— GIVEN INSTRUCTION —
Reproduce the lines of the material exactly, excluding every image.

Data entries for graphics:
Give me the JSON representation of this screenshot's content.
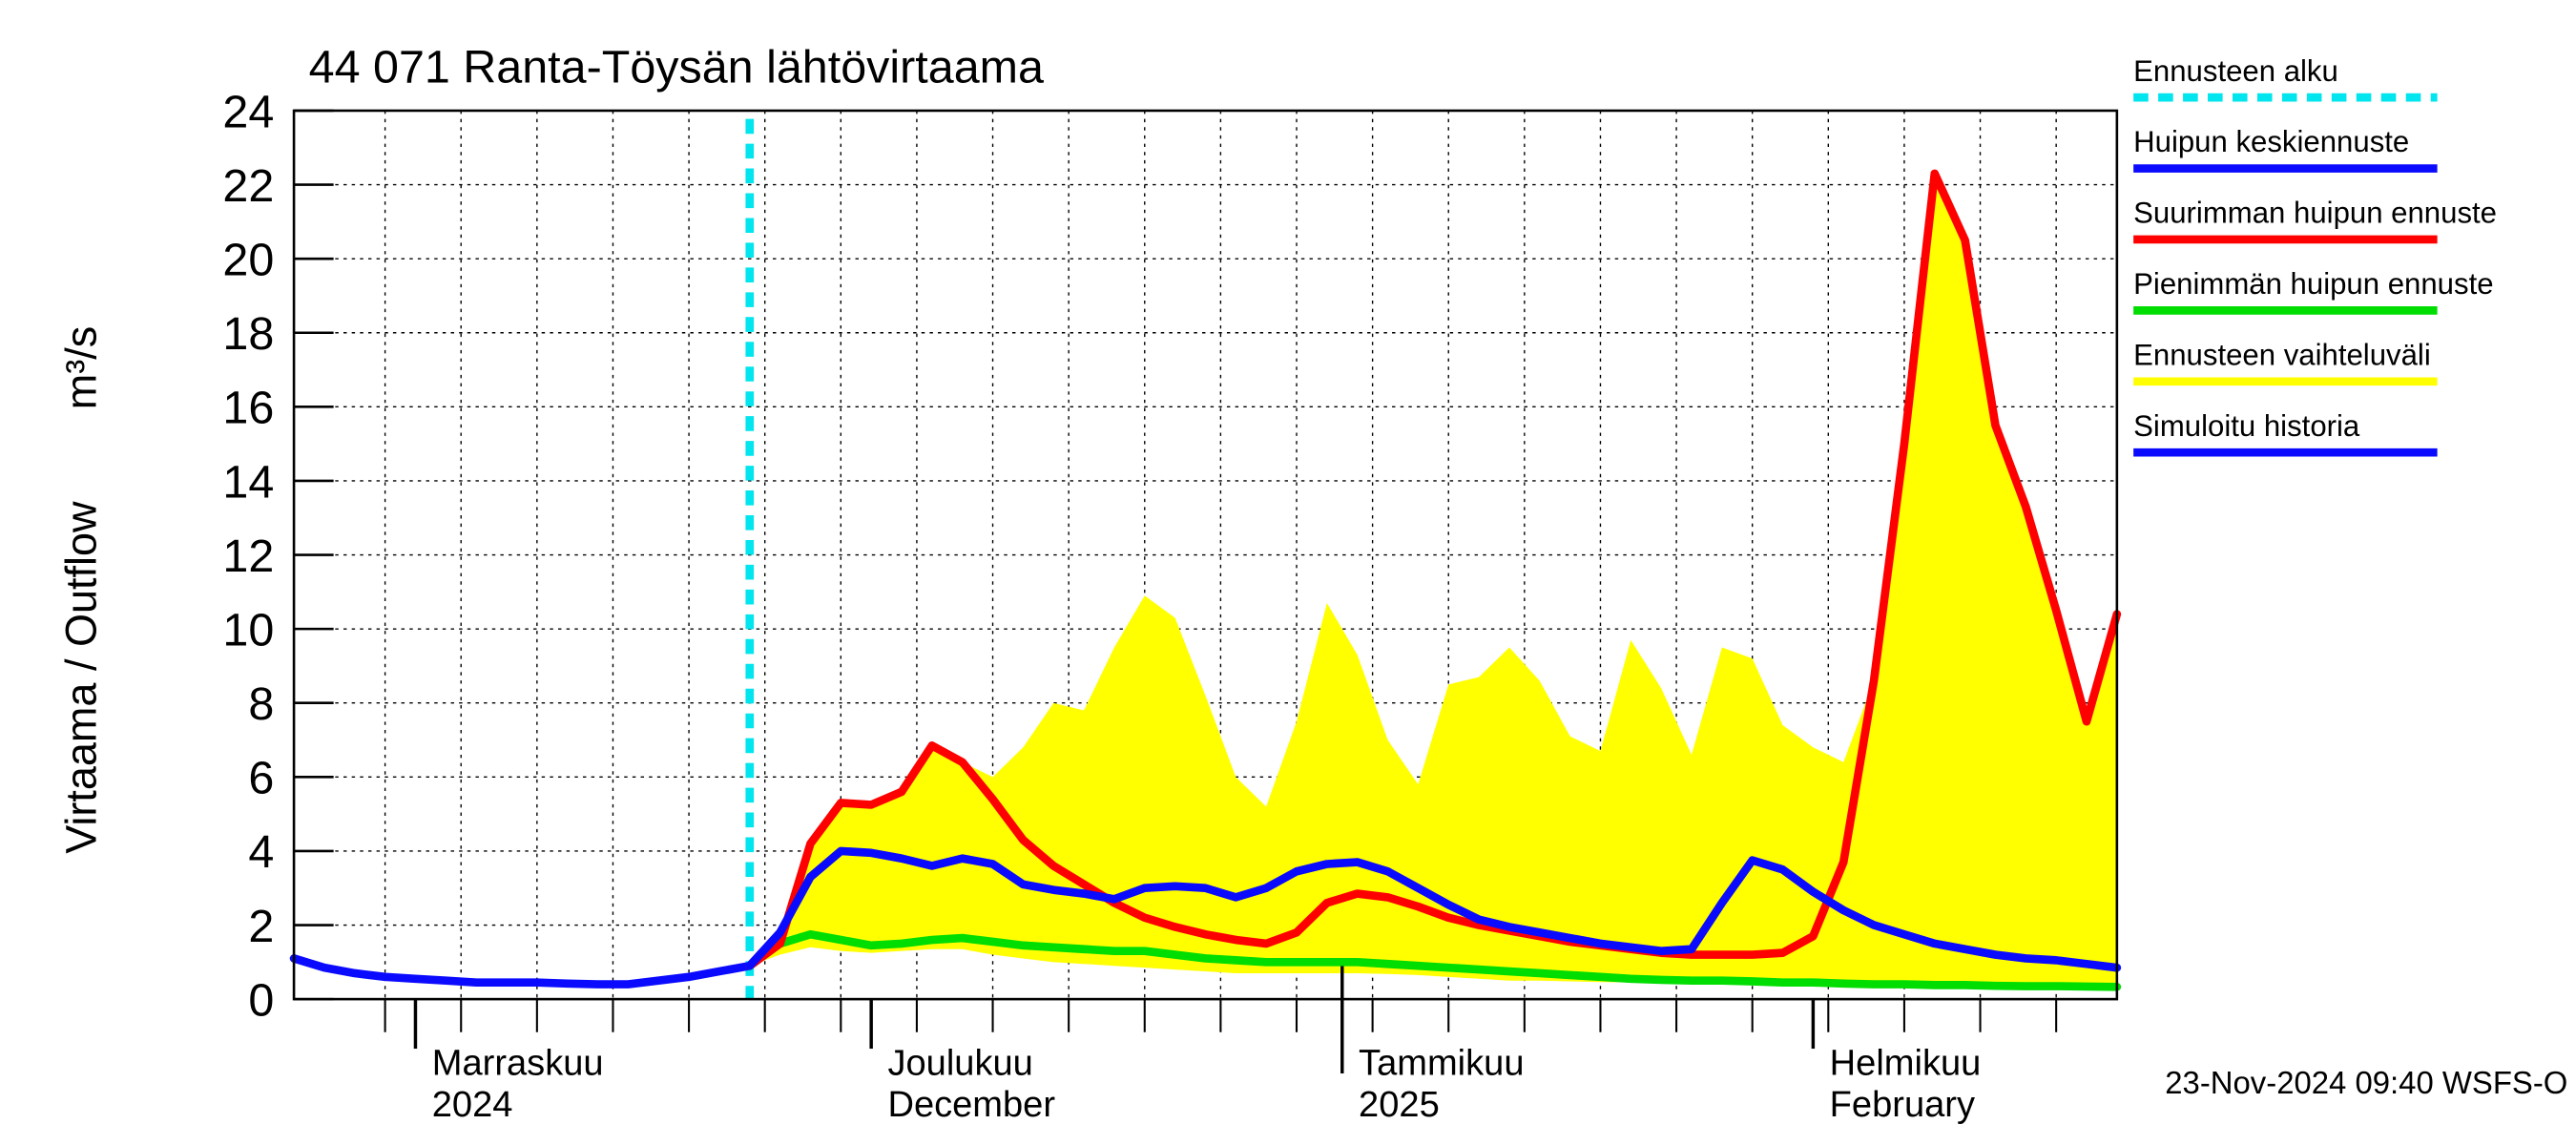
{
  "chart_data": {
    "type": "line",
    "title": "44 071 Ranta-Töysän lähtövirtaama",
    "y_label": "Virtaama / Outflow",
    "y_unit": "m³/s",
    "footer": "23-Nov-2024 09:40 WSFS-O",
    "ylim": [
      0,
      24
    ],
    "yticks": [
      0,
      2,
      4,
      6,
      8,
      10,
      12,
      14,
      16,
      18,
      20,
      22,
      24
    ],
    "xlim": [
      0,
      120
    ],
    "xticks": [
      {
        "value": 8,
        "label": "Marraskuu"
      },
      {
        "value": 38,
        "label": "Joulukuu"
      },
      {
        "value": 69,
        "label": "Tammikuu"
      },
      {
        "value": 100,
        "label": "Helmikuu"
      }
    ],
    "xtick_sublabels": [
      "2024",
      "December",
      "2025",
      "February"
    ],
    "xgrid": [
      6,
      11,
      16,
      21,
      26,
      31,
      36,
      41,
      46,
      51,
      56,
      61,
      66,
      71,
      76,
      81,
      86,
      91,
      96,
      101,
      106,
      111,
      116
    ],
    "grid": true,
    "forecast_start": {
      "name": "Ennusteen alku",
      "color": "#00e5ee",
      "x": 30
    },
    "band": {
      "name": "Ennusteen vaihteluväli",
      "color": "#ffff00",
      "x": [
        30,
        32,
        34,
        36,
        38,
        40,
        42,
        44,
        46,
        48,
        50,
        52,
        54,
        56,
        58,
        60,
        62,
        64,
        66,
        68,
        70,
        72,
        74,
        76,
        78,
        80,
        82,
        84,
        86,
        88,
        90,
        92,
        94,
        96,
        98,
        100,
        102,
        104,
        106,
        108,
        110,
        112,
        114,
        116,
        118,
        120
      ],
      "upper": [
        0.9,
        1.8,
        4.2,
        5.3,
        5.25,
        5.6,
        6.85,
        6.4,
        6.0,
        6.8,
        8.0,
        7.8,
        9.5,
        10.9,
        10.3,
        8.2,
        6.0,
        5.2,
        7.5,
        10.7,
        9.3,
        7.0,
        5.8,
        8.5,
        8.7,
        9.5,
        8.6,
        7.1,
        6.7,
        9.7,
        8.4,
        6.6,
        9.5,
        9.2,
        7.4,
        6.8,
        6.4,
        8.6,
        15,
        22.3,
        20.5,
        15.5,
        13.3,
        10.5,
        7.5,
        10.4
      ],
      "lower": [
        0.9,
        1.2,
        1.4,
        1.3,
        1.25,
        1.3,
        1.35,
        1.35,
        1.2,
        1.1,
        1.0,
        0.95,
        0.9,
        0.85,
        0.8,
        0.75,
        0.7,
        0.7,
        0.7,
        0.7,
        0.7,
        0.68,
        0.65,
        0.6,
        0.55,
        0.5,
        0.5,
        0.48,
        0.46,
        0.45,
        0.44,
        0.43,
        0.42,
        0.4,
        0.4,
        0.4,
        0.38,
        0.36,
        0.35,
        0.34,
        0.33,
        0.32,
        0.31,
        0.3,
        0.3,
        0.3
      ]
    },
    "series": [
      {
        "name": "Huipun keskiennuste",
        "color": "#0a0aff",
        "x": [
          30,
          32,
          34,
          36,
          38,
          40,
          42,
          44,
          46,
          48,
          50,
          52,
          54,
          56,
          58,
          60,
          62,
          64,
          66,
          68,
          70,
          72,
          74,
          76,
          78,
          80,
          82,
          84,
          86,
          88,
          90,
          92,
          94,
          96,
          98,
          100,
          102,
          104,
          106,
          108,
          110,
          112,
          114,
          116,
          118,
          120
        ],
        "values": [
          0.9,
          1.8,
          3.3,
          4.0,
          3.95,
          3.8,
          3.6,
          3.8,
          3.65,
          3.1,
          2.95,
          2.85,
          2.7,
          3.0,
          3.05,
          3.0,
          2.75,
          3.0,
          3.45,
          3.65,
          3.7,
          3.45,
          3.0,
          2.55,
          2.15,
          1.95,
          1.8,
          1.65,
          1.5,
          1.4,
          1.3,
          1.35,
          2.6,
          3.75,
          3.5,
          2.9,
          2.4,
          2.0,
          1.75,
          1.5,
          1.35,
          1.2,
          1.1,
          1.05,
          0.95,
          0.85
        ]
      },
      {
        "name": "Suurimman huipun ennuste",
        "color": "#ff0000",
        "x": [
          30,
          32,
          34,
          36,
          38,
          40,
          42,
          44,
          46,
          48,
          50,
          52,
          54,
          56,
          58,
          60,
          62,
          64,
          66,
          68,
          70,
          72,
          74,
          76,
          78,
          80,
          82,
          84,
          86,
          88,
          90,
          92,
          94,
          96,
          98,
          100,
          102,
          104,
          106,
          108,
          110,
          112,
          114,
          116,
          118,
          120
        ],
        "values": [
          0.9,
          1.5,
          4.2,
          5.3,
          5.25,
          5.6,
          6.85,
          6.4,
          5.4,
          4.3,
          3.6,
          3.1,
          2.6,
          2.2,
          1.95,
          1.75,
          1.6,
          1.5,
          1.8,
          2.6,
          2.85,
          2.75,
          2.5,
          2.2,
          2.0,
          1.85,
          1.7,
          1.55,
          1.45,
          1.35,
          1.25,
          1.2,
          1.2,
          1.2,
          1.25,
          1.7,
          3.7,
          8.6,
          15,
          22.3,
          20.5,
          15.5,
          13.3,
          10.5,
          7.5,
          10.4
        ]
      },
      {
        "name": "Pienimmän huipun ennuste",
        "color": "#00dd00",
        "x": [
          30,
          32,
          34,
          36,
          38,
          40,
          42,
          44,
          46,
          48,
          50,
          52,
          54,
          56,
          58,
          60,
          62,
          64,
          66,
          68,
          70,
          72,
          74,
          76,
          78,
          80,
          82,
          84,
          86,
          88,
          90,
          92,
          94,
          96,
          98,
          100,
          102,
          104,
          106,
          108,
          110,
          112,
          114,
          116,
          118,
          120
        ],
        "values": [
          0.9,
          1.5,
          1.75,
          1.6,
          1.45,
          1.5,
          1.6,
          1.65,
          1.55,
          1.45,
          1.4,
          1.35,
          1.3,
          1.3,
          1.2,
          1.1,
          1.05,
          1.0,
          1.0,
          1.0,
          1.0,
          0.95,
          0.9,
          0.85,
          0.8,
          0.75,
          0.7,
          0.65,
          0.6,
          0.55,
          0.52,
          0.5,
          0.5,
          0.48,
          0.45,
          0.45,
          0.42,
          0.4,
          0.4,
          0.38,
          0.38,
          0.36,
          0.35,
          0.35,
          0.34,
          0.33
        ]
      },
      {
        "name": "Simuloitu historia",
        "color": "#0a0aff",
        "x": [
          0,
          2,
          4,
          6,
          8,
          10,
          12,
          14,
          16,
          18,
          20,
          22,
          24,
          26,
          28,
          30
        ],
        "values": [
          1.1,
          0.85,
          0.7,
          0.6,
          0.55,
          0.5,
          0.45,
          0.45,
          0.45,
          0.42,
          0.4,
          0.4,
          0.5,
          0.6,
          0.75,
          0.9
        ]
      }
    ]
  }
}
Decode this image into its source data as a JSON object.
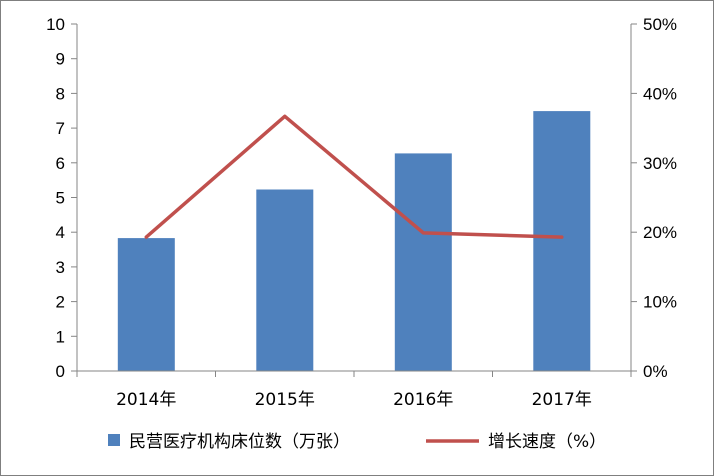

— WORKED SOLUTION —
Give me the JSON representation of this screenshot's content.
{
  "chart_data": {
    "type": "line",
    "title": "44 071 Ranta-Töysän lähtövirtaama",
    "y_label": "Virtaama / Outflow",
    "y_unit": "m³/s",
    "footer": "23-Nov-2024 09:40 WSFS-O",
    "ylim": [
      0,
      24
    ],
    "yticks": [
      0,
      2,
      4,
      6,
      8,
      10,
      12,
      14,
      16,
      18,
      20,
      22,
      24
    ],
    "xlim": [
      0,
      120
    ],
    "xticks": [
      {
        "value": 8,
        "label": "Marraskuu"
      },
      {
        "value": 38,
        "label": "Joulukuu"
      },
      {
        "value": 69,
        "label": "Tammikuu"
      },
      {
        "value": 100,
        "label": "Helmikuu"
      }
    ],
    "xtick_sublabels": [
      "2024",
      "December",
      "2025",
      "February"
    ],
    "xgrid": [
      6,
      11,
      16,
      21,
      26,
      31,
      36,
      41,
      46,
      51,
      56,
      61,
      66,
      71,
      76,
      81,
      86,
      91,
      96,
      101,
      106,
      111,
      116
    ],
    "grid": true,
    "forecast_start": {
      "name": "Ennusteen alku",
      "color": "#00e5ee",
      "x": 30
    },
    "band": {
      "name": "Ennusteen vaihteluväli",
      "color": "#ffff00",
      "x": [
        30,
        32,
        34,
        36,
        38,
        40,
        42,
        44,
        46,
        48,
        50,
        52,
        54,
        56,
        58,
        60,
        62,
        64,
        66,
        68,
        70,
        72,
        74,
        76,
        78,
        80,
        82,
        84,
        86,
        88,
        90,
        92,
        94,
        96,
        98,
        100,
        102,
        104,
        106,
        108,
        110,
        112,
        114,
        116,
        118,
        120
      ],
      "upper": [
        0.9,
        1.8,
        4.2,
        5.3,
        5.25,
        5.6,
        6.85,
        6.4,
        6.0,
        6.8,
        8.0,
        7.8,
        9.5,
        10.9,
        10.3,
        8.2,
        6.0,
        5.2,
        7.5,
        10.7,
        9.3,
        7.0,
        5.8,
        8.5,
        8.7,
        9.5,
        8.6,
        7.1,
        6.7,
        9.7,
        8.4,
        6.6,
        9.5,
        9.2,
        7.4,
        6.8,
        6.4,
        8.6,
        15,
        22.3,
        20.5,
        15.5,
        13.3,
        10.5,
        7.5,
        10.4
      ],
      "lower": [
        0.9,
        1.2,
        1.4,
        1.3,
        1.25,
        1.3,
        1.35,
        1.35,
        1.2,
        1.1,
        1.0,
        0.95,
        0.9,
        0.85,
        0.8,
        0.75,
        0.7,
        0.7,
        0.7,
        0.7,
        0.7,
        0.68,
        0.65,
        0.6,
        0.55,
        0.5,
        0.5,
        0.48,
        0.46,
        0.45,
        0.44,
        0.43,
        0.42,
        0.4,
        0.4,
        0.4,
        0.38,
        0.36,
        0.35,
        0.34,
        0.33,
        0.32,
        0.31,
        0.3,
        0.3,
        0.3
      ]
    },
    "series": [
      {
        "name": "Huipun keskiennuste",
        "color": "#0a0aff",
        "x": [
          30,
          32,
          34,
          36,
          38,
          40,
          42,
          44,
          46,
          48,
          50,
          52,
          54,
          56,
          58,
          60,
          62,
          64,
          66,
          68,
          70,
          72,
          74,
          76,
          78,
          80,
          82,
          84,
          86,
          88,
          90,
          92,
          94,
          96,
          98,
          100,
          102,
          104,
          106,
          108,
          110,
          112,
          114,
          116,
          118,
          120
        ],
        "values": [
          0.9,
          1.8,
          3.3,
          4.0,
          3.95,
          3.8,
          3.6,
          3.8,
          3.65,
          3.1,
          2.95,
          2.85,
          2.7,
          3.0,
          3.05,
          3.0,
          2.75,
          3.0,
          3.45,
          3.65,
          3.7,
          3.45,
          3.0,
          2.55,
          2.15,
          1.95,
          1.8,
          1.65,
          1.5,
          1.4,
          1.3,
          1.35,
          2.6,
          3.75,
          3.5,
          2.9,
          2.4,
          2.0,
          1.75,
          1.5,
          1.35,
          1.2,
          1.1,
          1.05,
          0.95,
          0.85
        ]
      },
      {
        "name": "Suurimman huipun ennuste",
        "color": "#ff0000",
        "x": [
          30,
          32,
          34,
          36,
          38,
          40,
          42,
          44,
          46,
          48,
          50,
          52,
          54,
          56,
          58,
          60,
          62,
          64,
          66,
          68,
          70,
          72,
          74,
          76,
          78,
          80,
          82,
          84,
          86,
          88,
          90,
          92,
          94,
          96,
          98,
          100,
          102,
          104,
          106,
          108,
          110,
          112,
          114,
          116,
          118,
          120
        ],
        "values": [
          0.9,
          1.5,
          4.2,
          5.3,
          5.25,
          5.6,
          6.85,
          6.4,
          5.4,
          4.3,
          3.6,
          3.1,
          2.6,
          2.2,
          1.95,
          1.75,
          1.6,
          1.5,
          1.8,
          2.6,
          2.85,
          2.75,
          2.5,
          2.2,
          2.0,
          1.85,
          1.7,
          1.55,
          1.45,
          1.35,
          1.25,
          1.2,
          1.2,
          1.2,
          1.25,
          1.7,
          3.7,
          8.6,
          15,
          22.3,
          20.5,
          15.5,
          13.3,
          10.5,
          7.5,
          10.4
        ]
      },
      {
        "name": "Pienimmän huipun ennuste",
        "color": "#00dd00",
        "x": [
          30,
          32,
          34,
          36,
          38,
          40,
          42,
          44,
          46,
          48,
          50,
          52,
          54,
          56,
          58,
          60,
          62,
          64,
          66,
          68,
          70,
          72,
          74,
          76,
          78,
          80,
          82,
          84,
          86,
          88,
          90,
          92,
          94,
          96,
          98,
          100,
          102,
          104,
          106,
          108,
          110,
          112,
          114,
          116,
          118,
          120
        ],
        "values": [
          0.9,
          1.5,
          1.75,
          1.6,
          1.45,
          1.5,
          1.6,
          1.65,
          1.55,
          1.45,
          1.4,
          1.35,
          1.3,
          1.3,
          1.2,
          1.1,
          1.05,
          1.0,
          1.0,
          1.0,
          1.0,
          0.95,
          0.9,
          0.85,
          0.8,
          0.75,
          0.7,
          0.65,
          0.6,
          0.55,
          0.52,
          0.5,
          0.5,
          0.48,
          0.45,
          0.45,
          0.42,
          0.4,
          0.4,
          0.38,
          0.38,
          0.36,
          0.35,
          0.35,
          0.34,
          0.33
        ]
      },
      {
        "name": "Simuloitu historia",
        "color": "#0a0aff",
        "x": [
          0,
          2,
          4,
          6,
          8,
          10,
          12,
          14,
          16,
          18,
          20,
          22,
          24,
          26,
          28,
          30
        ],
        "values": [
          1.1,
          0.85,
          0.7,
          0.6,
          0.55,
          0.5,
          0.45,
          0.45,
          0.45,
          0.42,
          0.4,
          0.4,
          0.5,
          0.6,
          0.75,
          0.9
        ]
      }
    ]
  }
}
Decode this image into its source data as a JSON object.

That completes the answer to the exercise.